# Objective
In the records below, pick out all lines containing the word "band".

(Structured figure records)
++++
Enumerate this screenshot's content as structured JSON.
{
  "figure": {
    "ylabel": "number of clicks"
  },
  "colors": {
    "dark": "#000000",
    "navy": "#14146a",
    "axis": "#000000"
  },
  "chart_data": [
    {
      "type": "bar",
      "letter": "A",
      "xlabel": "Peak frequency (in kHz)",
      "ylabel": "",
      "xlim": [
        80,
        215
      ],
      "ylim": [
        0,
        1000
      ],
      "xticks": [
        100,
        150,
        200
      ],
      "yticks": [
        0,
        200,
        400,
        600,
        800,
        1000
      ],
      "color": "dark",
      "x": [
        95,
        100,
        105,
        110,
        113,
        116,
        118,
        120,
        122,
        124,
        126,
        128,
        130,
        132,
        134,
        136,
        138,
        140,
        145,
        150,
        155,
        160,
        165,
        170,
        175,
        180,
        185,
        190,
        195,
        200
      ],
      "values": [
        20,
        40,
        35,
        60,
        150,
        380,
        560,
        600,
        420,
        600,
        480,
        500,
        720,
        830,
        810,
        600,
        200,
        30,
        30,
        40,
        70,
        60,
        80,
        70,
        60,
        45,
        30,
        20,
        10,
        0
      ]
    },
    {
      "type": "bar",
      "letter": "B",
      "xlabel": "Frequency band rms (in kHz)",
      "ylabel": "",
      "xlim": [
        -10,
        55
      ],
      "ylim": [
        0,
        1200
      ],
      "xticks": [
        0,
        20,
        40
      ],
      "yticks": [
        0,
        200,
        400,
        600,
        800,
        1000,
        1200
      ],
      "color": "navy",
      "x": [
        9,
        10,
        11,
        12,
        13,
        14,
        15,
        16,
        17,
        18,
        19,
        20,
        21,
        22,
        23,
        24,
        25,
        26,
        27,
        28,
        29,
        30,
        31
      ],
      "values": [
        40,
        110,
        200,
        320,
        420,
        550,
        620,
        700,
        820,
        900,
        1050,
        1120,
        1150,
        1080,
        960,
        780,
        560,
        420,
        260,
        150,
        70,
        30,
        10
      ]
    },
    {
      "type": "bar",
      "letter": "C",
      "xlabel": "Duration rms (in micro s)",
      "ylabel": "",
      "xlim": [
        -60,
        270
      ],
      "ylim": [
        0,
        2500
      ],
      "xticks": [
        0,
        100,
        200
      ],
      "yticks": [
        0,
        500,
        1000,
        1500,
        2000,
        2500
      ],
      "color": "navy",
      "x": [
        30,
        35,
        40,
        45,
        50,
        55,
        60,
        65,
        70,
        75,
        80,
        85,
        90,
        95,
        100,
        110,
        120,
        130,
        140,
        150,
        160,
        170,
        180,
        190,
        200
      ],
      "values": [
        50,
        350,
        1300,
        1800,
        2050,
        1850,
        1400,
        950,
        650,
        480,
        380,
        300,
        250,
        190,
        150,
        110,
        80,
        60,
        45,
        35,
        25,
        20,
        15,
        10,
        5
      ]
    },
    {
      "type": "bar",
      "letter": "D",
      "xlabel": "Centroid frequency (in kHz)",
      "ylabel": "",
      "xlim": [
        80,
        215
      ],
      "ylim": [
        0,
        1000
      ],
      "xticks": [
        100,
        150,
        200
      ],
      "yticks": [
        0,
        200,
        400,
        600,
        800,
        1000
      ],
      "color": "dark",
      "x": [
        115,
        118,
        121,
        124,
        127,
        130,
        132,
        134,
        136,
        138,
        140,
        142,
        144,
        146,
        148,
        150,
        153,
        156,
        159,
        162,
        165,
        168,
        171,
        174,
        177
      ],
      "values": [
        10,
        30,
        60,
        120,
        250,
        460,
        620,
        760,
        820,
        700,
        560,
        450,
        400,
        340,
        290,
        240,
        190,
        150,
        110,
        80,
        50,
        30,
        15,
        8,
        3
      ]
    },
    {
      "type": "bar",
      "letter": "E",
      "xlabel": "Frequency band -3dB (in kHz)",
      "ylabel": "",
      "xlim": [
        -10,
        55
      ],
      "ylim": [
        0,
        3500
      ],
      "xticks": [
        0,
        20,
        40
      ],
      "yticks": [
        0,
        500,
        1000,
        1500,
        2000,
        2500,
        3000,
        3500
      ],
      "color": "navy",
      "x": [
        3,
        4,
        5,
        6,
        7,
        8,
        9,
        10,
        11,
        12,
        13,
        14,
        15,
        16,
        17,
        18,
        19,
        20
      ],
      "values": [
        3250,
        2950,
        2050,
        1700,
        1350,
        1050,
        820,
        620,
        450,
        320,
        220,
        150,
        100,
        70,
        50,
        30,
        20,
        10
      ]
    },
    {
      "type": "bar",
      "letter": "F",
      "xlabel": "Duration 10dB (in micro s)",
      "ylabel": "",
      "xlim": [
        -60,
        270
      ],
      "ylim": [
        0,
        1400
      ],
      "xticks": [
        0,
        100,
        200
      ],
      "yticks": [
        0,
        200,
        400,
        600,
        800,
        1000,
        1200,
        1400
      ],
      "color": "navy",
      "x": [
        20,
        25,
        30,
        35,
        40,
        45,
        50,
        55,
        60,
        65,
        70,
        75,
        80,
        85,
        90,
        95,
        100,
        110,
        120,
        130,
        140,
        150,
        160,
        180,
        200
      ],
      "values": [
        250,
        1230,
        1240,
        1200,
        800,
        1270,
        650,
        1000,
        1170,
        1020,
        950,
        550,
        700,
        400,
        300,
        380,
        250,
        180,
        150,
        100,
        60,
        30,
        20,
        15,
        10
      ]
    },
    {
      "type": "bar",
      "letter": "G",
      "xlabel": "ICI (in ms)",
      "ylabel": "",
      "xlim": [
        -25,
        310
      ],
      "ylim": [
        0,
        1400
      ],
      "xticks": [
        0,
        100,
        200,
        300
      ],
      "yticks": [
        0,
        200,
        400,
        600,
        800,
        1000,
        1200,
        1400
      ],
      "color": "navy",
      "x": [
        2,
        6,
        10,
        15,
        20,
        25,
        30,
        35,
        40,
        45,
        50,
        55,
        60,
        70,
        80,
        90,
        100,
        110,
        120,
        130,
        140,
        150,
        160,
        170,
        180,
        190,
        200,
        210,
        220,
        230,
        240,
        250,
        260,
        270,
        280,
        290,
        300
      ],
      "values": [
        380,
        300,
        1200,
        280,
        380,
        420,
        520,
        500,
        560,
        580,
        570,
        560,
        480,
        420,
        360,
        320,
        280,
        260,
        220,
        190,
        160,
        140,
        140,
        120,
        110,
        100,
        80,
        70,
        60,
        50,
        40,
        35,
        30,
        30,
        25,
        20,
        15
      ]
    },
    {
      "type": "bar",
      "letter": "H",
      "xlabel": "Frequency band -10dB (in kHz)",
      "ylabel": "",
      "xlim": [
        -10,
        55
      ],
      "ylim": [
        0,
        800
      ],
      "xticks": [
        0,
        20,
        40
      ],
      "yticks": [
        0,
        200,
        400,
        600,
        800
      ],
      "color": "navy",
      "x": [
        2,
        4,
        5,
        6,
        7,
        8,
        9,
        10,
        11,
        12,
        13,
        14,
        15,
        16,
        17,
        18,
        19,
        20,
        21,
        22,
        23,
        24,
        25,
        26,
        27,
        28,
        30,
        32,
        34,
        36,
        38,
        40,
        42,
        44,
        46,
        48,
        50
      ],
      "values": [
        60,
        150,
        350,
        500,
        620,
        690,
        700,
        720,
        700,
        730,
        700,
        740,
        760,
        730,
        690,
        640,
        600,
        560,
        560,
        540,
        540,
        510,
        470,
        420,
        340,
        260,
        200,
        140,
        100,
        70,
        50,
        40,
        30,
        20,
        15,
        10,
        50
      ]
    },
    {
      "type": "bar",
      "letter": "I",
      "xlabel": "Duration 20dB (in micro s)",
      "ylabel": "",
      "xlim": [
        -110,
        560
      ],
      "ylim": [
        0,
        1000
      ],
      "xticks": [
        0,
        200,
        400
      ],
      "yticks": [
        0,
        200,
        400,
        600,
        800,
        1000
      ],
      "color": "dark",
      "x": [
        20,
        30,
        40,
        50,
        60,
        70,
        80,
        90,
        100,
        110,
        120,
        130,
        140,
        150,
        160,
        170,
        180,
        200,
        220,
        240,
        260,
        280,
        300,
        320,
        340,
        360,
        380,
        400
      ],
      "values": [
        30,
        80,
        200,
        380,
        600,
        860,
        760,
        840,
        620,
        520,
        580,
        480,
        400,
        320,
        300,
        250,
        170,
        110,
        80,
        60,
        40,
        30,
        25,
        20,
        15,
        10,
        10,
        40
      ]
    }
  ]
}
++++
# Correct result
      "xlabel": "Frequency band rms (in kHz)",
      "xlabel": "Frequency band -3dB (in kHz)",
      "xlabel": "Frequency band -10dB (in kHz)",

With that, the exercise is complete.